Aim of the exercise »
From the entries below, please gather each line containing the string "icon".

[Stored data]
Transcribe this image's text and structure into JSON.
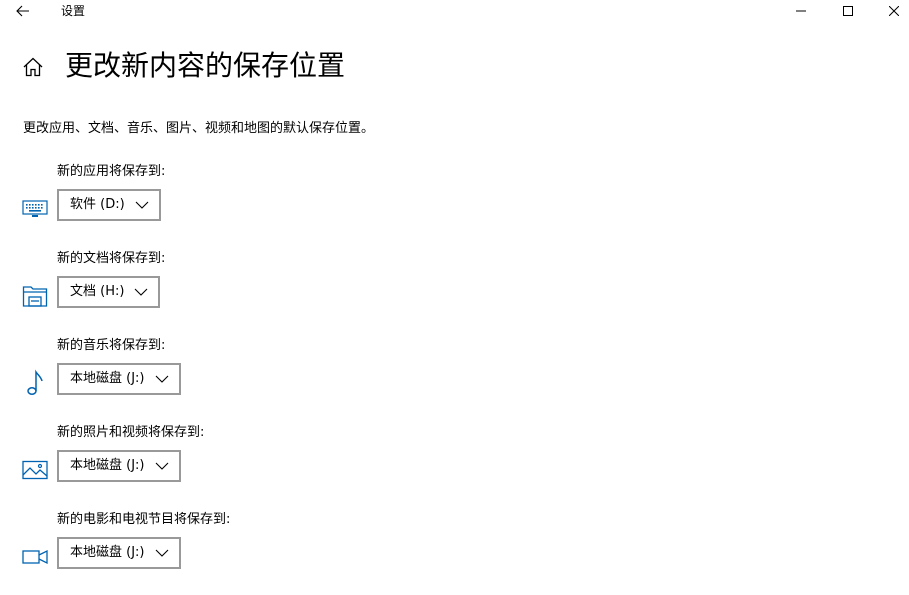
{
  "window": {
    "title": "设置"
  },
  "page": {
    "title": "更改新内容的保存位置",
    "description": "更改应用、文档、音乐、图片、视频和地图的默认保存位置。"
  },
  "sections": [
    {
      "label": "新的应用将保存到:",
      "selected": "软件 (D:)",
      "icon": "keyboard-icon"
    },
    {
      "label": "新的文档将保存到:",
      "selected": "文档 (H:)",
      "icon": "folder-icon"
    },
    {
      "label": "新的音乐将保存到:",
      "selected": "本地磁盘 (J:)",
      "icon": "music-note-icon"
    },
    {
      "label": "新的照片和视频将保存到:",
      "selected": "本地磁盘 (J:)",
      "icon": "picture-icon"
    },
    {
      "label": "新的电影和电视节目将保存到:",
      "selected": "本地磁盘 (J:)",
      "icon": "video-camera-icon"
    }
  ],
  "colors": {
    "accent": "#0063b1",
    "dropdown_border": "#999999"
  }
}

Written solution »
      "icon": "keyboard-icon"
      "icon": "folder-icon"
      "icon": "music-note-icon"
      "icon": "picture-icon"
      "icon": "video-camera-icon"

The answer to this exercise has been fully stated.